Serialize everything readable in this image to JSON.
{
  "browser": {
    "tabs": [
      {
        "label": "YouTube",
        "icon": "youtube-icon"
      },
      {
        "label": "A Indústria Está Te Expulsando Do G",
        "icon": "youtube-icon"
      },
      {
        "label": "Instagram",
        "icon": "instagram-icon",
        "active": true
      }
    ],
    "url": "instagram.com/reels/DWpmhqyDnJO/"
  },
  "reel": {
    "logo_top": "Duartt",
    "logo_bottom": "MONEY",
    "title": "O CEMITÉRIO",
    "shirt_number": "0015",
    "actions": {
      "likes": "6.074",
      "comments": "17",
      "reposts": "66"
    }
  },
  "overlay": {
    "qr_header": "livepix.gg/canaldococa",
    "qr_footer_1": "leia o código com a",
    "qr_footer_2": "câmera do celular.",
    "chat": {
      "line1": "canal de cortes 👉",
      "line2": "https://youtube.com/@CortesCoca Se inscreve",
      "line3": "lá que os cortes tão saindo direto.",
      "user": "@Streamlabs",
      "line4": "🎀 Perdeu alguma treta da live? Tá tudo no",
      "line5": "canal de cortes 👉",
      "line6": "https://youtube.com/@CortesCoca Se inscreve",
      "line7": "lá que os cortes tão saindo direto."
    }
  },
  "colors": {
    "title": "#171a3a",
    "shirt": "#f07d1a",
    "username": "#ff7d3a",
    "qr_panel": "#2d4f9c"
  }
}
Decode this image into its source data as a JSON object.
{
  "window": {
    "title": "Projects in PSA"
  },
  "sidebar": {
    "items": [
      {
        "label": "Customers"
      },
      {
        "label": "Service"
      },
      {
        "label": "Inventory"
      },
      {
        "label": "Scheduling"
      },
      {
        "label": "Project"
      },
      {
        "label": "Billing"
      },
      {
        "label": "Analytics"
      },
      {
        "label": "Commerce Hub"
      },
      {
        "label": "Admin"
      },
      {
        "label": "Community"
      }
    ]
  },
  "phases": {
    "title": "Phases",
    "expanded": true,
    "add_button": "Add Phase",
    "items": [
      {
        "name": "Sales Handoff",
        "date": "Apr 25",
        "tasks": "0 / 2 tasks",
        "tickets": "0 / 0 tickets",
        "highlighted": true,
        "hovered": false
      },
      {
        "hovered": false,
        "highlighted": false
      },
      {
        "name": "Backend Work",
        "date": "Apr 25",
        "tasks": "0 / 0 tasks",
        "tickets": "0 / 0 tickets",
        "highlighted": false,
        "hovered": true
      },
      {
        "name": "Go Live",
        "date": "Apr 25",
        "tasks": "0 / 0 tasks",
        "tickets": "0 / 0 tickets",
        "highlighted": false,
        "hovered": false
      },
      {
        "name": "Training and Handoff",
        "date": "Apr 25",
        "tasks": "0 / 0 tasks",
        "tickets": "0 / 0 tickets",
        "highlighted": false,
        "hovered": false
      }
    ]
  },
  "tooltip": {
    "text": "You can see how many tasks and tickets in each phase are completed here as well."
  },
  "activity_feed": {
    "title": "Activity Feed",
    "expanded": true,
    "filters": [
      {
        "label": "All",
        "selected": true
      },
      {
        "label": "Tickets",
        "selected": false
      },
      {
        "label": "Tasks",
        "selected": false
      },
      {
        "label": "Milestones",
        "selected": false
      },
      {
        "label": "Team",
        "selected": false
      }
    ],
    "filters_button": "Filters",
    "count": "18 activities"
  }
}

**DIRECTIONS**
Give the records above again, word for word.

**WRITTEN SOLUTION**
Serialize everything readable in this image to JSON.
{
  "browser": {
    "tabs": [
      {
        "label": "YouTube",
        "icon": "youtube-icon"
      },
      {
        "label": "A Indústria Está Te Expulsando Do G",
        "icon": "youtube-icon"
      },
      {
        "label": "Instagram",
        "icon": "instagram-icon",
        "active": true
      }
    ],
    "url": "instagram.com/reels/DWpmhqyDnJO/"
  },
  "reel": {
    "logo_top": "Duartt",
    "logo_bottom": "MONEY",
    "title": "O CEMITÉRIO",
    "shirt_number": "0015",
    "actions": {
      "likes": "6.074",
      "comments": "17",
      "reposts": "66"
    }
  },
  "overlay": {
    "qr_header": "livepix.gg/canaldococa",
    "qr_footer_1": "leia o código com a",
    "qr_footer_2": "câmera do celular.",
    "chat": {
      "line1": "canal de cortes 👉",
      "line2": "https://youtube.com/@CortesCoca Se inscreve",
      "line3": "lá que os cortes tão saindo direto.",
      "user": "@Streamlabs",
      "line4": "🎀 Perdeu alguma treta da live? Tá tudo no",
      "line5": "canal de cortes 👉",
      "line6": "https://youtube.com/@CortesCoca Se inscreve",
      "line7": "lá que os cortes tão saindo direto."
    }
  },
  "colors": {
    "title": "#171a3a",
    "shirt": "#f07d1a",
    "username": "#ff7d3a",
    "qr_panel": "#2d4f9c"
  }
}
Decode this image into its source data as a JSON object.
{
  "window": {
    "title": "Projects in PSA"
  },
  "sidebar": {
    "items": [
      {
        "label": "Customers"
      },
      {
        "label": "Service"
      },
      {
        "label": "Inventory"
      },
      {
        "label": "Scheduling"
      },
      {
        "label": "Project"
      },
      {
        "label": "Billing"
      },
      {
        "label": "Analytics"
      },
      {
        "label": "Commerce Hub"
      },
      {
        "label": "Admin"
      },
      {
        "label": "Community"
      }
    ]
  },
  "phases": {
    "title": "Phases",
    "expanded": true,
    "add_button": "Add Phase",
    "items": [
      {
        "name": "Sales Handoff",
        "date": "Apr 25",
        "tasks": "0 / 2 tasks",
        "tickets": "0 / 0 tickets",
        "highlighted": true,
        "hovered": false
      },
      {
        "hovered": false,
        "highlighted": false
      },
      {
        "name": "Backend Work",
        "date": "Apr 25",
        "tasks": "0 / 0 tasks",
        "tickets": "0 / 0 tickets",
        "highlighted": false,
        "hovered": true
      },
      {
        "name": "Go Live",
        "date": "Apr 25",
        "tasks": "0 / 0 tasks",
        "tickets": "0 / 0 tickets",
        "highlighted": false,
        "hovered": false
      },
      {
        "name": "Training and Handoff",
        "date": "Apr 25",
        "tasks": "0 / 0 tasks",
        "tickets": "0 / 0 tickets",
        "highlighted": false,
        "hovered": false
      }
    ]
  },
  "tooltip": {
    "text": "You can see how many tasks and tickets in each phase are completed here as well."
  },
  "activity_feed": {
    "title": "Activity Feed",
    "expanded": true,
    "filters": [
      {
        "label": "All",
        "selected": true
      },
      {
        "label": "Tickets",
        "selected": false
      },
      {
        "label": "Tasks",
        "selected": false
      },
      {
        "label": "Milestones",
        "selected": false
      },
      {
        "label": "Team",
        "selected": false
      }
    ],
    "filters_button": "Filters",
    "count": "18 activities"
  }
}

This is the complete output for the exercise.